DESKRIPSI TUGAS:
Dalam tulisan tentang childfree, si sulung adalah mahasiswa jurusan apa?

KUTIPAN DOKUMEN:
__________
Childfree? Yakin?

 



Akhir-akhir ini, ramai sekali perbincangan tentang kaum penganut childfree. Sebuah paham yang menolak memiliki anak.


Saya jadi ingat perbincangan saya dengan si sulung setahun yang lalu ketika kami jalan pagi berdua mengelilingi kampus UPI yang sangat luas dan indah. Dan diakhiri dengan sarapan pagi di jalan Geger Kalong Girang. Rumah mertua, maksudnya. Maknyuuus...😀👍


Sambil jalan santai kami berbincang apa saja. Termasuk tentang childfree.


Semenjak menjadi mahasiswa psikologi, dia ikut sebuah grup diskusi dari luar negeri. Kadang diskusinya membuat kita tercengang. Saking sekulernya pemikiran mereka. Salah satunya masalah childfree ini. (Emak sering diceritain. Karena kalau ikutan baca, bahasa inggrisnya tiarap 🤣)


Diskusi dimulai dari curhat seorang gadis India kebangsaan Amerika. Orang tuanya adalah imigran dari India. Dia curhat tentang orang tuanya yang memiliki banyak anak. Sementara mereka hidup dalam kemiskinan. Dan dia merasa orang tuanya tidak bertanggung jawab terhadap anak-anaknya. Karena tak mampu memberikan penghidupan yang layak. Kalau tak mampu secara finansial, kenapa punya anak banyak?
__________
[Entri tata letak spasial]

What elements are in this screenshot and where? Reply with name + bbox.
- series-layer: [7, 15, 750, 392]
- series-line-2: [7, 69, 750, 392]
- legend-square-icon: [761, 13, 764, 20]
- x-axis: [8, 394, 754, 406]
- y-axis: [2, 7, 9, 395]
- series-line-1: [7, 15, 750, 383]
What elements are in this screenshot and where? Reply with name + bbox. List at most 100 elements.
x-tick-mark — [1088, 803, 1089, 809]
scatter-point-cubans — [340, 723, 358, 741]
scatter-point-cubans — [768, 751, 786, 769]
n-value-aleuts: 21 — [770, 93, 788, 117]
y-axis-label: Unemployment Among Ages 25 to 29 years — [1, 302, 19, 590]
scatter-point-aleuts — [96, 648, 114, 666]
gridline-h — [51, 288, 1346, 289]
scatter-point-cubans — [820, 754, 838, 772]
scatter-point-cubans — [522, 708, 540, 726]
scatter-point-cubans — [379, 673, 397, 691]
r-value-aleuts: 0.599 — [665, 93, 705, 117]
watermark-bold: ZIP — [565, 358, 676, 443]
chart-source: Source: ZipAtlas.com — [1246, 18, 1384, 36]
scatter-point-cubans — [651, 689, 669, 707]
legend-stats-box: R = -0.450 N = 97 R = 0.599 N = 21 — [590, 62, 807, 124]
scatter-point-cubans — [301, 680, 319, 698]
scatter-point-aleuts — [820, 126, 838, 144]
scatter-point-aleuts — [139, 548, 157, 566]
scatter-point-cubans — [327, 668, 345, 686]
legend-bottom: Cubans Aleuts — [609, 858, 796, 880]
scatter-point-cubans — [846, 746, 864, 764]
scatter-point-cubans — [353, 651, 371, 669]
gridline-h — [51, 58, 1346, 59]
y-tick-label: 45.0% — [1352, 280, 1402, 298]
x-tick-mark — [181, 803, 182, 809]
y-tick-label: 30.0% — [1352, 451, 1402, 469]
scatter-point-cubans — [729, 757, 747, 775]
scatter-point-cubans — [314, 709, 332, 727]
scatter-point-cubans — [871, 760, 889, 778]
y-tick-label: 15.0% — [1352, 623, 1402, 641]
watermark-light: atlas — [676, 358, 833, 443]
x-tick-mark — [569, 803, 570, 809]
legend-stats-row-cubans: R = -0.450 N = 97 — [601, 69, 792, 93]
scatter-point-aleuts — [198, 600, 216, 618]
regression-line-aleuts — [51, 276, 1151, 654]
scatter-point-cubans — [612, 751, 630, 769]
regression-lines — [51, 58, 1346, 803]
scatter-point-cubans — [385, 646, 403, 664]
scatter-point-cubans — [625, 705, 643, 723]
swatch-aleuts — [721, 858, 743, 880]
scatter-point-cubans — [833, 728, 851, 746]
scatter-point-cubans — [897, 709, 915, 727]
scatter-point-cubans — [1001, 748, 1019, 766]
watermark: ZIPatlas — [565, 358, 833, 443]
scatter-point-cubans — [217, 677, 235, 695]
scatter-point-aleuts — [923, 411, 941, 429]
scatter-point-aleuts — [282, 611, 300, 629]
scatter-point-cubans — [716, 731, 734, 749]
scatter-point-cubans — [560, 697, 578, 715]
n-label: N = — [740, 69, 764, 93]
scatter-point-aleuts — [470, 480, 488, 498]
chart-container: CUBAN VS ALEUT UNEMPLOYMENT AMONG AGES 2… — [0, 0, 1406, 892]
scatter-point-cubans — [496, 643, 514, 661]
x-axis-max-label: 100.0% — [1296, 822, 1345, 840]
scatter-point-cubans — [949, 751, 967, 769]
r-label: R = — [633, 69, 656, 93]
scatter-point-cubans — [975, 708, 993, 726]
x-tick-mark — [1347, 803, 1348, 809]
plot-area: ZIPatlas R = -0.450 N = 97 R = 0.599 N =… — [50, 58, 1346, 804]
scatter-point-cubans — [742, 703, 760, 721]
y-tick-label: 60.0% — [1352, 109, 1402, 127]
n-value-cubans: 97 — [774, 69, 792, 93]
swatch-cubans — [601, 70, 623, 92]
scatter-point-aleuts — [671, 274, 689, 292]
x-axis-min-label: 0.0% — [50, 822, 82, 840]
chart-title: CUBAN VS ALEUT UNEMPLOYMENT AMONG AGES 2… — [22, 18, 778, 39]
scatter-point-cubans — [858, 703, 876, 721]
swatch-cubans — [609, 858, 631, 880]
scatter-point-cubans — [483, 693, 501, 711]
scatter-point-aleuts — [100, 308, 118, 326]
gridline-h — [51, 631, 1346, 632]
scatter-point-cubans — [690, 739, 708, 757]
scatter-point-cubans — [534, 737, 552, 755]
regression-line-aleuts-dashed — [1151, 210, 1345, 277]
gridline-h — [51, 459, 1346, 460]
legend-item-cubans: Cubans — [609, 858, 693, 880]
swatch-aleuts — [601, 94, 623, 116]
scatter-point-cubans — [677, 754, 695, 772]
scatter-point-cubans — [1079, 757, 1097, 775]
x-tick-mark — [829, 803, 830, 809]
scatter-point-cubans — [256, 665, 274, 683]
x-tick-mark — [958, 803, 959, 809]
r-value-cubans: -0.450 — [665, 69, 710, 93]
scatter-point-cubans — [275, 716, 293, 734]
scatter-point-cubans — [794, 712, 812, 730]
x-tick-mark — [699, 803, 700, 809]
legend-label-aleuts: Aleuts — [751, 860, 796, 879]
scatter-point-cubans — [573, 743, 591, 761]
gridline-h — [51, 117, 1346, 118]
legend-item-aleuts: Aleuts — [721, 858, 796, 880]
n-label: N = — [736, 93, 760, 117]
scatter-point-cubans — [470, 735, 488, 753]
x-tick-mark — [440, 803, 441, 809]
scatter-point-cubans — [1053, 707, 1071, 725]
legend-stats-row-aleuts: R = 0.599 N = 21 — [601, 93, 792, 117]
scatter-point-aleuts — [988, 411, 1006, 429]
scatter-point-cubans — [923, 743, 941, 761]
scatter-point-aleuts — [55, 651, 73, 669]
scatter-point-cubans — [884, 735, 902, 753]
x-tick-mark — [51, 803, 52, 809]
__________
PEMBAHASAN JAWABAN:
Si sulung adalah mahasiswa psikologi.